[Job]
Copy the items from the first line through the line that contains "data-point bbox=[139, 324, 161, 346]", substituting "month-label" for every "x-tick-label" and leaving everything else unchanged.

※

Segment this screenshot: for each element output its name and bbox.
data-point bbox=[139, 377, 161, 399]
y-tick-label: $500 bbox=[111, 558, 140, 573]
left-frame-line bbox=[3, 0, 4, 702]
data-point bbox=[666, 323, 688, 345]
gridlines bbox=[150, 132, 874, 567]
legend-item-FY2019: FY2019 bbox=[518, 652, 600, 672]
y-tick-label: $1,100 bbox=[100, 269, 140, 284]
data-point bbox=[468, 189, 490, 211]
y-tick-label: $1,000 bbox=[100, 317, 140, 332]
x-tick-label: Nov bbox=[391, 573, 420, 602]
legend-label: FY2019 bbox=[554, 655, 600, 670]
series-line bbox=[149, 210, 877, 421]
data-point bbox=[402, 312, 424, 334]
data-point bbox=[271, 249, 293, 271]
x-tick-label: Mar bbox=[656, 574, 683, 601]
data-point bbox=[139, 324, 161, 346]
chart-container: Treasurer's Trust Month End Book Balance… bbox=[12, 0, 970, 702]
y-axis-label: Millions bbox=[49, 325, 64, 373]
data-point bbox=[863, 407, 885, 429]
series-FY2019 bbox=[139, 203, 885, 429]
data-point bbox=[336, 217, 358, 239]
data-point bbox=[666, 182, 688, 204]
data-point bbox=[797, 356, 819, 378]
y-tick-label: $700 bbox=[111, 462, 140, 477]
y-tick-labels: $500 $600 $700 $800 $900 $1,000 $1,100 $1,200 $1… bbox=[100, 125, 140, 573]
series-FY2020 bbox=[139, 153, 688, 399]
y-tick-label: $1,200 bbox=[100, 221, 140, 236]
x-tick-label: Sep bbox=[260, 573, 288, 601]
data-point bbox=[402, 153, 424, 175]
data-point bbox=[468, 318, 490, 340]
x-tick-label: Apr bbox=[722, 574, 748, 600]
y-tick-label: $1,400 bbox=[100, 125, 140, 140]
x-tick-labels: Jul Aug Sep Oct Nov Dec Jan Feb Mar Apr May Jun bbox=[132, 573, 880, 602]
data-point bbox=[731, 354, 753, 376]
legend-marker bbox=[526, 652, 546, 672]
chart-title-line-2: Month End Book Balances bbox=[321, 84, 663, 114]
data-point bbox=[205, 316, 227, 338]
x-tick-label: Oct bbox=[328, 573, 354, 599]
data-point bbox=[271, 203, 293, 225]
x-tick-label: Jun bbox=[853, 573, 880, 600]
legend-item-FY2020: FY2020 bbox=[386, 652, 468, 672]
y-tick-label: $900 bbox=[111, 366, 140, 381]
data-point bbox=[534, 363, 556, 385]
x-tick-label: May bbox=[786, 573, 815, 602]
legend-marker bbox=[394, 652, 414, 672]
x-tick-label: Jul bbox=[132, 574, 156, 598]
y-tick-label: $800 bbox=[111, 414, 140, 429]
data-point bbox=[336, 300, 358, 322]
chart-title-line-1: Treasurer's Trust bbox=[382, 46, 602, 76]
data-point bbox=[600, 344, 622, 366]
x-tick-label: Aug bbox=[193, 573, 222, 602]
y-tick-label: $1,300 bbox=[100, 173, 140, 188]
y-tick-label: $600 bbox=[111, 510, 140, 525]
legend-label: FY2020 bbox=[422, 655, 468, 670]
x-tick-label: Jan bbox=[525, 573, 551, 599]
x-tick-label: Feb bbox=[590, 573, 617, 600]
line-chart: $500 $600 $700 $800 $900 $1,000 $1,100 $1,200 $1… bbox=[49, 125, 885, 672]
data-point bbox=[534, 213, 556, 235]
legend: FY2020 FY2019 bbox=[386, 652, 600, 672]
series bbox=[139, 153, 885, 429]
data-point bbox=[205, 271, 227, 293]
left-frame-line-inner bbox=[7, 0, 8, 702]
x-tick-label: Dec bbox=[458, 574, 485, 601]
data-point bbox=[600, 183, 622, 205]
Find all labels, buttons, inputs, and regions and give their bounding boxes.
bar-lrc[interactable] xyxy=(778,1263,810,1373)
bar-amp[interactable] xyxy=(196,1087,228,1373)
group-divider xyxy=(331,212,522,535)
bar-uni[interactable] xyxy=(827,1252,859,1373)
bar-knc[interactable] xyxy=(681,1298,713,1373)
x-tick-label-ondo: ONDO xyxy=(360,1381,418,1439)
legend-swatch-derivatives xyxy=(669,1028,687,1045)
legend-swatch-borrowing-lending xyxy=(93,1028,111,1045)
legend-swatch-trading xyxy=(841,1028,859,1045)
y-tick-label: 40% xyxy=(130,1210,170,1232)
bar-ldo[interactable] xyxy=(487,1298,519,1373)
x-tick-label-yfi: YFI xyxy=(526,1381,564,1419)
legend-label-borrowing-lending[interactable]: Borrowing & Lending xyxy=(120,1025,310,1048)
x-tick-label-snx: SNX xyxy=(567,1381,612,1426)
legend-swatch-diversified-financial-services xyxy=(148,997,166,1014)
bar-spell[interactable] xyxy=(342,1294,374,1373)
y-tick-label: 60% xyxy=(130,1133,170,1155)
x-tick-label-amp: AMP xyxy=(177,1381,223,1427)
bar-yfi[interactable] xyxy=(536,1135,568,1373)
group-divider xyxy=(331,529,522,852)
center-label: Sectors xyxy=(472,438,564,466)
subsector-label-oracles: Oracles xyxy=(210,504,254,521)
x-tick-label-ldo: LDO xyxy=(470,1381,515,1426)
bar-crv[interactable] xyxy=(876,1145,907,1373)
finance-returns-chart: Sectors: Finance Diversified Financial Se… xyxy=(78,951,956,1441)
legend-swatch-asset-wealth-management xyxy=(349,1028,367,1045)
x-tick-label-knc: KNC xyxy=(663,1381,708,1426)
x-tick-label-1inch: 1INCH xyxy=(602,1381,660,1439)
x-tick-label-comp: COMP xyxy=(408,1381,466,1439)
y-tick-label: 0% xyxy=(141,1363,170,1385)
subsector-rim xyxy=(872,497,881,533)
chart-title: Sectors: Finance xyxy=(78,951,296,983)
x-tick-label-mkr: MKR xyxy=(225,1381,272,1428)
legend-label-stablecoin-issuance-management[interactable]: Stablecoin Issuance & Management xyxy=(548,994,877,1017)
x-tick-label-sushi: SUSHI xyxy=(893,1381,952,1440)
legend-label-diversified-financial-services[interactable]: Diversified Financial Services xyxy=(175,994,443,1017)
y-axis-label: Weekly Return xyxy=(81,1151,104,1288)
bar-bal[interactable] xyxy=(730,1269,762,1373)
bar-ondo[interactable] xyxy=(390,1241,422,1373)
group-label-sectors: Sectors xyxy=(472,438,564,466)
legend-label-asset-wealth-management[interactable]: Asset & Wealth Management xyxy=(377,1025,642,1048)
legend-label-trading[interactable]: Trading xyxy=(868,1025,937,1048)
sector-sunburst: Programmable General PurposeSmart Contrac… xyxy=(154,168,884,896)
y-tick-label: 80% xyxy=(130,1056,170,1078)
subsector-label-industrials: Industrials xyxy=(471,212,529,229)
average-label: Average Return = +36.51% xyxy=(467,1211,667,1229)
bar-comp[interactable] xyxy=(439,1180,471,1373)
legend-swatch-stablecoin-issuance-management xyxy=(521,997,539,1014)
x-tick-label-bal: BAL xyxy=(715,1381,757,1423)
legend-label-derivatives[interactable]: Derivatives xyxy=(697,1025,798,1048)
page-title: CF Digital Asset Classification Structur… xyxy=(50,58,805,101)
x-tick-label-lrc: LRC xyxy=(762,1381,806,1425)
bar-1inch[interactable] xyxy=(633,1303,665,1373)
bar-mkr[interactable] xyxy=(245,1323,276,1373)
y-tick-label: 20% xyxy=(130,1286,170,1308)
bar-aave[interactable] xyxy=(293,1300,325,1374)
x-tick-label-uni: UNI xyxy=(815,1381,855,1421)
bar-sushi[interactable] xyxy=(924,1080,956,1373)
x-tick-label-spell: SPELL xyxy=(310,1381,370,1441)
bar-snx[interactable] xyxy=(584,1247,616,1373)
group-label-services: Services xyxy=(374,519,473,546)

※

[Exercise answer]
Segment this screenshot: for each element output its name and bbox.
data-point bbox=[139, 377, 161, 399]
y-tick-label: $500 bbox=[111, 558, 140, 573]
left-frame-line bbox=[3, 0, 4, 702]
data-point bbox=[666, 323, 688, 345]
gridlines bbox=[150, 132, 874, 567]
legend-item-FY2019: FY2019 bbox=[518, 652, 600, 672]
y-tick-label: $1,100 bbox=[100, 269, 140, 284]
data-point bbox=[468, 189, 490, 211]
y-tick-label: $1,000 bbox=[100, 317, 140, 332]
month-label: Nov bbox=[391, 573, 420, 602]
legend-label: FY2019 bbox=[554, 655, 600, 670]
series-line bbox=[149, 210, 877, 421]
data-point bbox=[402, 312, 424, 334]
data-point bbox=[271, 249, 293, 271]
month-label: Mar bbox=[656, 574, 683, 601]
data-point bbox=[139, 324, 161, 346]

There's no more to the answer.